> _DO THIS_: Reproduce the full listing that appears beneath this instruction exactly.

> _LISTING_:
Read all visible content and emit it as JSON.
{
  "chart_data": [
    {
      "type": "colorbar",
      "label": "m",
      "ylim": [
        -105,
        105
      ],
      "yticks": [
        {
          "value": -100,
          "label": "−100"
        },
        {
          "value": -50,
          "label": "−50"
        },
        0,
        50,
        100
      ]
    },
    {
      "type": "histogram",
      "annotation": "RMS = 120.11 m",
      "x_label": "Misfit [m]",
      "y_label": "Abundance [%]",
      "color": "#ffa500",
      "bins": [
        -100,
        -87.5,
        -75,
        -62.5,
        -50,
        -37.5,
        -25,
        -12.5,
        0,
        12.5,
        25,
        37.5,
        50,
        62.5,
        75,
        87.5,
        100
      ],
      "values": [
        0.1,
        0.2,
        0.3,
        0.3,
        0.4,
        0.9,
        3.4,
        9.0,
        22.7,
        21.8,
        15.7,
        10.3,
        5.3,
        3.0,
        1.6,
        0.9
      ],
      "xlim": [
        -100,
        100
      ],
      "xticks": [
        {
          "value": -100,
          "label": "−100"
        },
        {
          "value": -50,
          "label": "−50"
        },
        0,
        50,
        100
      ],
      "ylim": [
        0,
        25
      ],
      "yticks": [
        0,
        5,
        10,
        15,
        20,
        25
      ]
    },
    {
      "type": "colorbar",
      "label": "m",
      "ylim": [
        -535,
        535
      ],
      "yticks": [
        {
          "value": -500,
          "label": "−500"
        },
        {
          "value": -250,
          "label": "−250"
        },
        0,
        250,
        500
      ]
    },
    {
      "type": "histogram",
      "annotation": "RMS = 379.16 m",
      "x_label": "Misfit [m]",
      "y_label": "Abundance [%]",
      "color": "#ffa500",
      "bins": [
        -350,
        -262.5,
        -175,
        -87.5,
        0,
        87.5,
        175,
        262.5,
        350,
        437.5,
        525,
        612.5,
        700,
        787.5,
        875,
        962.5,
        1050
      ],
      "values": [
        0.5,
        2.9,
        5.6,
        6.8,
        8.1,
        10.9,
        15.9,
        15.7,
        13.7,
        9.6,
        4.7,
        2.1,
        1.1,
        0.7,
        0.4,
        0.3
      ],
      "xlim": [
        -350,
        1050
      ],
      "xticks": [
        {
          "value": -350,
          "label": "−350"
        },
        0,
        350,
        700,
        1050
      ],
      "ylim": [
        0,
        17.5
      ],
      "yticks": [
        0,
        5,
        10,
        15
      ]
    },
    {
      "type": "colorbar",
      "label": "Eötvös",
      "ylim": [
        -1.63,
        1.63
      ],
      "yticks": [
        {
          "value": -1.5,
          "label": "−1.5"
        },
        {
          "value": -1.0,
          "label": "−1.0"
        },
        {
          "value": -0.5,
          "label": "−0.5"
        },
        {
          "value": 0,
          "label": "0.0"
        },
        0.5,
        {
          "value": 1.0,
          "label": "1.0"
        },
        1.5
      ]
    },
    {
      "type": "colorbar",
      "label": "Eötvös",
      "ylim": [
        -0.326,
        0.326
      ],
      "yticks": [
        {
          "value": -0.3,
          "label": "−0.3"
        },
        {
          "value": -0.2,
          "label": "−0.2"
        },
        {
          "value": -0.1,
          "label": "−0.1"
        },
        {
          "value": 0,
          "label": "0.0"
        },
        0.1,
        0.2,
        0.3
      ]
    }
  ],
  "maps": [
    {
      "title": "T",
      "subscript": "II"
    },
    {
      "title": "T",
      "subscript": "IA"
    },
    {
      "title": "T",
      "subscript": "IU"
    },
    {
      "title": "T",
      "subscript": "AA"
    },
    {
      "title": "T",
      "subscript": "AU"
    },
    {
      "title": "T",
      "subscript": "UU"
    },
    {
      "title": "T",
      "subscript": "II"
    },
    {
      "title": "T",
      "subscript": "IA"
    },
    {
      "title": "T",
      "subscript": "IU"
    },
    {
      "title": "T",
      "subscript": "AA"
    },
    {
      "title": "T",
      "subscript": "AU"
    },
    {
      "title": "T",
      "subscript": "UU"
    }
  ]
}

> _RESPONSE BELOW_:
Read all visible content and emit it as JSON.
{
  "chart_data": [
    {
      "type": "colorbar",
      "label": "m",
      "ylim": [
        -105,
        105
      ],
      "yticks": [
        {
          "value": -100,
          "label": "−100"
        },
        {
          "value": -50,
          "label": "−50"
        },
        0,
        50,
        100
      ]
    },
    {
      "type": "histogram",
      "annotation": "RMS = 120.11 m",
      "x_label": "Misfit [m]",
      "y_label": "Abundance [%]",
      "color": "#ffa500",
      "bins": [
        -100,
        -87.5,
        -75,
        -62.5,
        -50,
        -37.5,
        -25,
        -12.5,
        0,
        12.5,
        25,
        37.5,
        50,
        62.5,
        75,
        87.5,
        100
      ],
      "values": [
        0.1,
        0.2,
        0.3,
        0.3,
        0.4,
        0.9,
        3.4,
        9.0,
        22.7,
        21.8,
        15.7,
        10.3,
        5.3,
        3.0,
        1.6,
        0.9
      ],
      "xlim": [
        -100,
        100
      ],
      "xticks": [
        {
          "value": -100,
          "label": "−100"
        },
        {
          "value": -50,
          "label": "−50"
        },
        0,
        50,
        100
      ],
      "ylim": [
        0,
        25
      ],
      "yticks": [
        0,
        5,
        10,
        15,
        20,
        25
      ]
    },
    {
      "type": "colorbar",
      "label": "m",
      "ylim": [
        -535,
        535
      ],
      "yticks": [
        {
          "value": -500,
          "label": "−500"
        },
        {
          "value": -250,
          "label": "−250"
        },
        0,
        250,
        500
      ]
    },
    {
      "type": "histogram",
      "annotation": "RMS = 379.16 m",
      "x_label": "Misfit [m]",
      "y_label": "Abundance [%]",
      "color": "#ffa500",
      "bins": [
        -350,
        -262.5,
        -175,
        -87.5,
        0,
        87.5,
        175,
        262.5,
        350,
        437.5,
        525,
        612.5,
        700,
        787.5,
        875,
        962.5,
        1050
      ],
      "values": [
        0.5,
        2.9,
        5.6,
        6.8,
        8.1,
        10.9,
        15.9,
        15.7,
        13.7,
        9.6,
        4.7,
        2.1,
        1.1,
        0.7,
        0.4,
        0.3
      ],
      "xlim": [
        -350,
        1050
      ],
      "xticks": [
        {
          "value": -350,
          "label": "−350"
        },
        0,
        350,
        700,
        1050
      ],
      "ylim": [
        0,
        17.5
      ],
      "yticks": [
        0,
        5,
        10,
        15
      ]
    },
    {
      "type": "colorbar",
      "label": "Eötvös",
      "ylim": [
        -1.63,
        1.63
      ],
      "yticks": [
        {
          "value": -1.5,
          "label": "−1.5"
        },
        {
          "value": -1.0,
          "label": "−1.0"
        },
        {
          "value": -0.5,
          "label": "−0.5"
        },
        {
          "value": 0,
          "label": "0.0"
        },
        0.5,
        {
          "value": 1.0,
          "label": "1.0"
        },
        1.5
      ]
    },
    {
      "type": "colorbar",
      "label": "Eötvös",
      "ylim": [
        -0.326,
        0.326
      ],
      "yticks": [
        {
          "value": -0.3,
          "label": "−0.3"
        },
        {
          "value": -0.2,
          "label": "−0.2"
        },
        {
          "value": -0.1,
          "label": "−0.1"
        },
        {
          "value": 0,
          "label": "0.0"
        },
        0.1,
        0.2,
        0.3
      ]
    }
  ],
  "maps": [
    {
      "title": "T",
      "subscript": "II"
    },
    {
      "title": "T",
      "subscript": "IA"
    },
    {
      "title": "T",
      "subscript": "IU"
    },
    {
      "title": "T",
      "subscript": "AA"
    },
    {
      "title": "T",
      "subscript": "AU"
    },
    {
      "title": "T",
      "subscript": "UU"
    },
    {
      "title": "T",
      "subscript": "II"
    },
    {
      "title": "T",
      "subscript": "IA"
    },
    {
      "title": "T",
      "subscript": "IU"
    },
    {
      "title": "T",
      "subscript": "AA"
    },
    {
      "title": "T",
      "subscript": "AU"
    },
    {
      "title": "T",
      "subscript": "UU"
    }
  ]
}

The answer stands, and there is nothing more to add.